#### [JOB]
Give an exact copy of every line, leaving images out.

#### [EXTRACTED MATERIAL]
______

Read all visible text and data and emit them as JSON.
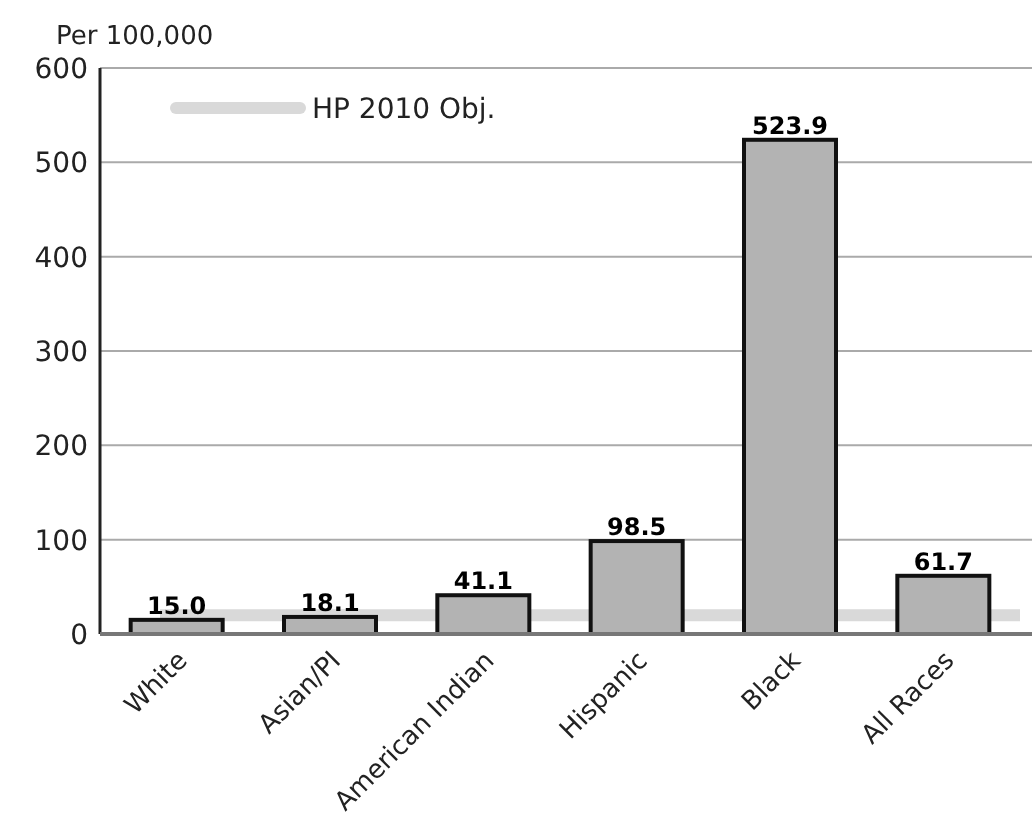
{
  "chart_data": {
    "type": "bar",
    "ylabel": "Per 100,000",
    "categories": [
      "White",
      "Asian/PI",
      "American Indian",
      "Hispanic",
      "Black",
      "All Races"
    ],
    "values": [
      15.0,
      18.1,
      41.1,
      98.5,
      523.9,
      61.7
    ],
    "color": "#b3b3b3",
    "ylim": [
      0,
      600
    ],
    "yticks": [
      0,
      100,
      200,
      300,
      400,
      500,
      600
    ],
    "grid": "y",
    "value_labels": [
      "15.0",
      "18.1",
      "41.1",
      "98.5",
      "523.9",
      "61.7"
    ],
    "ref_lines": [
      {
        "axis": "y",
        "value": 20,
        "label": "HP 2010 Obj.",
        "color": "#d9d9d9"
      }
    ],
    "legend": "top left"
  }
}
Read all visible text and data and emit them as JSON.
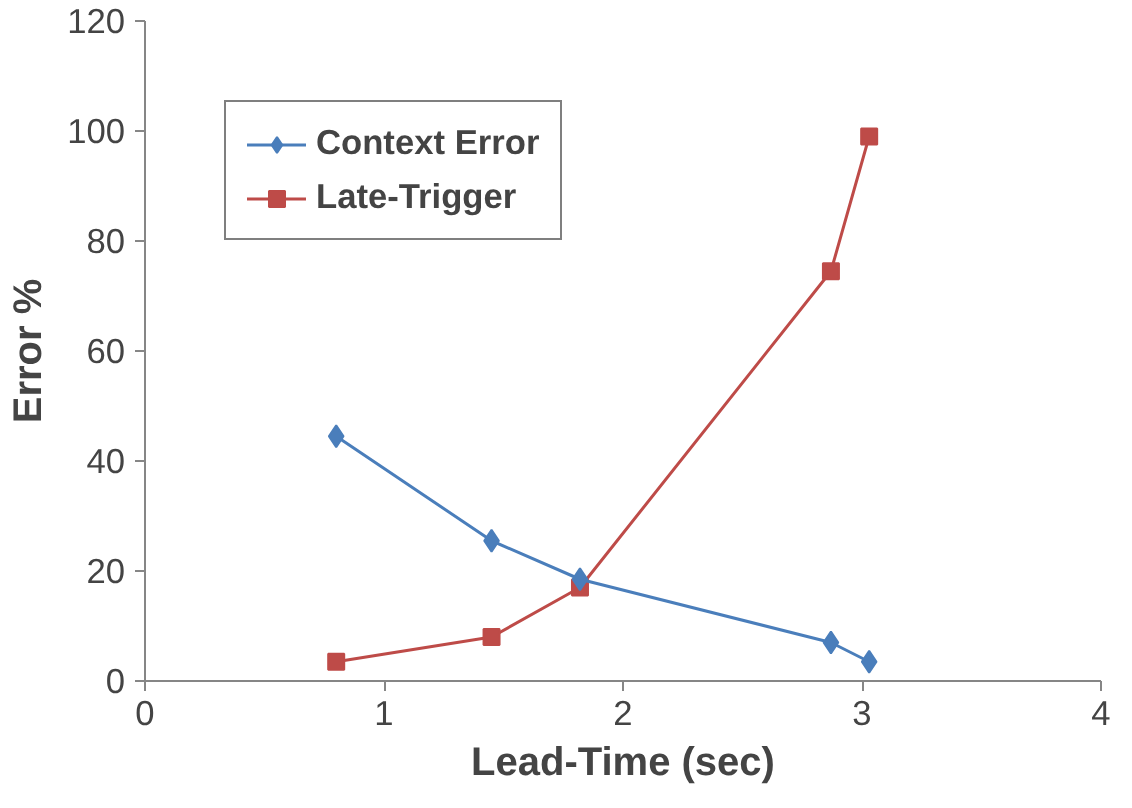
{
  "chart_data": {
    "type": "line",
    "xlabel": "Lead-Time (sec)",
    "ylabel": "Error %",
    "xlim": [
      0,
      4
    ],
    "xticks": [
      0,
      1,
      2,
      3,
      4
    ],
    "ylim": [
      0,
      120
    ],
    "yticks": [
      0,
      20,
      40,
      60,
      80,
      100,
      120
    ],
    "grid": false,
    "legend": "top left",
    "line_style": "solid",
    "series": [
      {
        "name": "Context Error",
        "color": "#4a7ebb",
        "marker": "diamond",
        "x": [
          0.8,
          1.45,
          1.82,
          2.87,
          3.03
        ],
        "values": [
          44.5,
          25.5,
          18.5,
          7,
          3.5
        ]
      },
      {
        "name": "Late-Trigger",
        "color": "#be4b48",
        "marker": "square",
        "x": [
          0.8,
          1.45,
          1.82,
          2.87,
          3.03
        ],
        "values": [
          3.5,
          8,
          17,
          74.5,
          99
        ]
      }
    ]
  }
}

______

#### [EXPECTED OUTPUT]
Read all visible text and data and emit them as JSON.
{
  "chart_data": {
    "type": "bar",
    "ylabel": "Per 100,000",
    "categories": [
      "White",
      "Asian/PI",
      "American Indian",
      "Hispanic",
      "Black",
      "All Races"
    ],
    "values": [
      15.0,
      18.1,
      41.1,
      98.5,
      523.9,
      61.7
    ],
    "color": "#b3b3b3",
    "ylim": [
      0,
      600
    ],
    "yticks": [
      0,
      100,
      200,
      300,
      400,
      500,
      600
    ],
    "grid": "y",
    "value_labels": [
      "15.0",
      "18.1",
      "41.1",
      "98.5",
      "523.9",
      "61.7"
    ],
    "ref_lines": [
      {
        "axis": "y",
        "value": 20,
        "label": "HP 2010 Obj.",
        "color": "#d9d9d9"
      }
    ],
    "legend": "top left"
  }
}
Read all visible text and data and emit them as JSON.
{
  "chart_data": {
    "type": "line",
    "xlabel": "Lead-Time (sec)",
    "ylabel": "Error %",
    "xlim": [
      0,
      4
    ],
    "xticks": [
      0,
      1,
      2,
      3,
      4
    ],
    "ylim": [
      0,
      120
    ],
    "yticks": [
      0,
      20,
      40,
      60,
      80,
      100,
      120
    ],
    "grid": false,
    "legend": "top left",
    "line_style": "solid",
    "series": [
      {
        "name": "Context Error",
        "color": "#4a7ebb",
        "marker": "diamond",
        "x": [
          0.8,
          1.45,
          1.82,
          2.87,
          3.03
        ],
        "values": [
          44.5,
          25.5,
          18.5,
          7,
          3.5
        ]
      },
      {
        "name": "Late-Trigger",
        "color": "#be4b48",
        "marker": "square",
        "x": [
          0.8,
          1.45,
          1.82,
          2.87,
          3.03
        ],
        "values": [
          3.5,
          8,
          17,
          74.5,
          99
        ]
      }
    ]
  }
}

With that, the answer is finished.